__Task statement__
Can you restate the records below word for word?

__Records provided__

◆ ◆ ◆

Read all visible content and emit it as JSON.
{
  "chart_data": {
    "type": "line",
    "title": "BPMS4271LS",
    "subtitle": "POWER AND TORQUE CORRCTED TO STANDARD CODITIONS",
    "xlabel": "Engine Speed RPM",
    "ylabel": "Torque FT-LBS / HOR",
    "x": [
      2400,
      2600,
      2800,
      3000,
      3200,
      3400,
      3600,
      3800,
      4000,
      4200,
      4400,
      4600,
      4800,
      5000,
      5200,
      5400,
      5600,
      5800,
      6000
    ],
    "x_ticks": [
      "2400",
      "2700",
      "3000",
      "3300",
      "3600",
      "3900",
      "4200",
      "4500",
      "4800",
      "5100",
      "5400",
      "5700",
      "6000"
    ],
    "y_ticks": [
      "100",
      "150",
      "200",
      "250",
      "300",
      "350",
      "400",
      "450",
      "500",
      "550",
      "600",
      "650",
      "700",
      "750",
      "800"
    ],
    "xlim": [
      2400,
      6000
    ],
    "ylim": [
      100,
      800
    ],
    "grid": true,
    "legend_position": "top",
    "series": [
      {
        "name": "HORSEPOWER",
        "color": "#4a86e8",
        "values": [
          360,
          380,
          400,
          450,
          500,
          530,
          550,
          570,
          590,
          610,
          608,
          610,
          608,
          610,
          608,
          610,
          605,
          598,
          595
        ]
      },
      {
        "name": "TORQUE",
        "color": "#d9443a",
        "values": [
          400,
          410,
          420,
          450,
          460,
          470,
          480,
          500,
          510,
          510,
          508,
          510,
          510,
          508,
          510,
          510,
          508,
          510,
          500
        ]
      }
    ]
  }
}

◆ ◆ ◆

__Solution for this problem__
Read all visible content and emit it as JSON.
{
  "chart_data": {
    "type": "line",
    "title": "BPMS4271LS",
    "subtitle": "POWER AND TORQUE CORRCTED TO STANDARD CODITIONS",
    "xlabel": "Engine Speed RPM",
    "ylabel": "Torque FT-LBS / HOR",
    "x": [
      2400,
      2600,
      2800,
      3000,
      3200,
      3400,
      3600,
      3800,
      4000,
      4200,
      4400,
      4600,
      4800,
      5000,
      5200,
      5400,
      5600,
      5800,
      6000
    ],
    "x_ticks": [
      "2400",
      "2700",
      "3000",
      "3300",
      "3600",
      "3900",
      "4200",
      "4500",
      "4800",
      "5100",
      "5400",
      "5700",
      "6000"
    ],
    "y_ticks": [
      "100",
      "150",
      "200",
      "250",
      "300",
      "350",
      "400",
      "450",
      "500",
      "550",
      "600",
      "650",
      "700",
      "750",
      "800"
    ],
    "xlim": [
      2400,
      6000
    ],
    "ylim": [
      100,
      800
    ],
    "grid": true,
    "legend_position": "top",
    "series": [
      {
        "name": "HORSEPOWER",
        "color": "#4a86e8",
        "values": [
          360,
          380,
          400,
          450,
          500,
          530,
          550,
          570,
          590,
          610,
          608,
          610,
          608,
          610,
          608,
          610,
          605,
          598,
          595
        ]
      },
      {
        "name": "TORQUE",
        "color": "#d9443a",
        "values": [
          400,
          410,
          420,
          450,
          460,
          470,
          480,
          500,
          510,
          510,
          508,
          510,
          510,
          508,
          510,
          510,
          508,
          510,
          500
        ]
      }
    ]
  }
}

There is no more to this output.